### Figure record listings
>> BEGIN

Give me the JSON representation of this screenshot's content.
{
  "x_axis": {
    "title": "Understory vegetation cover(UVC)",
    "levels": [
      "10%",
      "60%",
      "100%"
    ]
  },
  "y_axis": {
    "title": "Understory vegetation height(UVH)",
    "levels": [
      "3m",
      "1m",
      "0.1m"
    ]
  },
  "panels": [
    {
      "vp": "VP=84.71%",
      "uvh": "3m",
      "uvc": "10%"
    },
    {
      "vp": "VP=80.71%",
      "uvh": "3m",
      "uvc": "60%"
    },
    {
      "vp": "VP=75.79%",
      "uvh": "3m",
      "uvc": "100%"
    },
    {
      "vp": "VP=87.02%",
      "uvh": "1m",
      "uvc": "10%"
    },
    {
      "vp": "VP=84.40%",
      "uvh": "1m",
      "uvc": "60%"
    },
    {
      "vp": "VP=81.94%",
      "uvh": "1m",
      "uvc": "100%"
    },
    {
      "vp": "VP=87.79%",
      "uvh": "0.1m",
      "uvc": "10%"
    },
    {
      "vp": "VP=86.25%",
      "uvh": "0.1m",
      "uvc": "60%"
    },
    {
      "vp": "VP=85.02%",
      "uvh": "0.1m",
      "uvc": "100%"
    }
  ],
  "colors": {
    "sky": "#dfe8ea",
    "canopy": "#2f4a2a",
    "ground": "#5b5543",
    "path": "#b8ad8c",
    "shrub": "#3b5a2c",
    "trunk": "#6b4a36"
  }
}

>> END

### What the exercise asks
Retype the data in full and match it exactly.

### Response to the task
Give me the JSON representation of this screenshot's content.
{
  "x_axis": {
    "title": "Understory vegetation cover(UVC)",
    "levels": [
      "10%",
      "60%",
      "100%"
    ]
  },
  "y_axis": {
    "title": "Understory vegetation height(UVH)",
    "levels": [
      "3m",
      "1m",
      "0.1m"
    ]
  },
  "panels": [
    {
      "vp": "VP=84.71%",
      "uvh": "3m",
      "uvc": "10%"
    },
    {
      "vp": "VP=80.71%",
      "uvh": "3m",
      "uvc": "60%"
    },
    {
      "vp": "VP=75.79%",
      "uvh": "3m",
      "uvc": "100%"
    },
    {
      "vp": "VP=87.02%",
      "uvh": "1m",
      "uvc": "10%"
    },
    {
      "vp": "VP=84.40%",
      "uvh": "1m",
      "uvc": "60%"
    },
    {
      "vp": "VP=81.94%",
      "uvh": "1m",
      "uvc": "100%"
    },
    {
      "vp": "VP=87.79%",
      "uvh": "0.1m",
      "uvc": "10%"
    },
    {
      "vp": "VP=86.25%",
      "uvh": "0.1m",
      "uvc": "60%"
    },
    {
      "vp": "VP=85.02%",
      "uvh": "0.1m",
      "uvc": "100%"
    }
  ],
  "colors": {
    "sky": "#dfe8ea",
    "canopy": "#2f4a2a",
    "ground": "#5b5543",
    "path": "#b8ad8c",
    "shrub": "#3b5a2c",
    "trunk": "#6b4a36"
  }
}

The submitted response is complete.